[WHAT THE EXERCISE ASKS]
Extract and list every line that contains the word "heading".

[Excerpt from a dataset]
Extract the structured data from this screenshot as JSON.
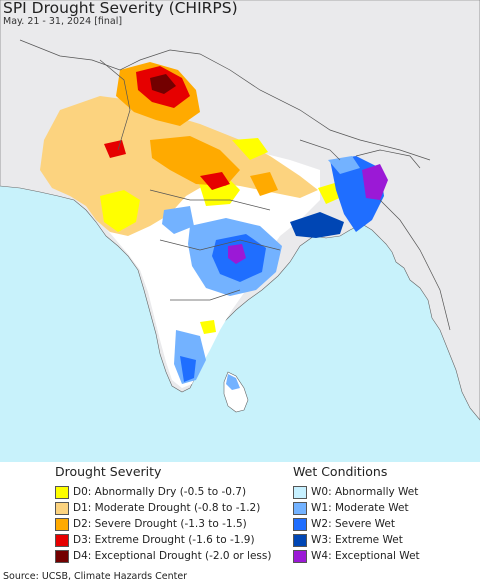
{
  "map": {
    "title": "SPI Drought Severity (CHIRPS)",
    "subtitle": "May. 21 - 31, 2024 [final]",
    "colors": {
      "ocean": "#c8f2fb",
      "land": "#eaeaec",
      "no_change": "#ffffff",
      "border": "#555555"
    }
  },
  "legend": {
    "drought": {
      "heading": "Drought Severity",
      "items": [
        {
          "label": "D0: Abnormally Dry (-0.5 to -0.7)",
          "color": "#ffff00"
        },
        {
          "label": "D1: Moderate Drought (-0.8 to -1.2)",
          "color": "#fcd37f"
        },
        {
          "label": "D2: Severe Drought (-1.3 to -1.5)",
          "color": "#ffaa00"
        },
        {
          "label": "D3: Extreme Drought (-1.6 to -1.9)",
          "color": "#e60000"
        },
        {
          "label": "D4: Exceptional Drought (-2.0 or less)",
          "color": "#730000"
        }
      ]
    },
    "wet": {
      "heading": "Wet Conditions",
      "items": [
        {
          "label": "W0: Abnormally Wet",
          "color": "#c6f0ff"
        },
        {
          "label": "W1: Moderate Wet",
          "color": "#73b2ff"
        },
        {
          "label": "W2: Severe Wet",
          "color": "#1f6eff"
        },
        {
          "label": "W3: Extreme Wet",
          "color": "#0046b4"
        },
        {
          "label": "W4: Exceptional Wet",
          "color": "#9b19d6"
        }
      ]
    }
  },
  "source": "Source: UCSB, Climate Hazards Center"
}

[RESULT OF THIS EXERCISE]
      "heading": "Drought Severity",
      "heading": "Wet Conditions",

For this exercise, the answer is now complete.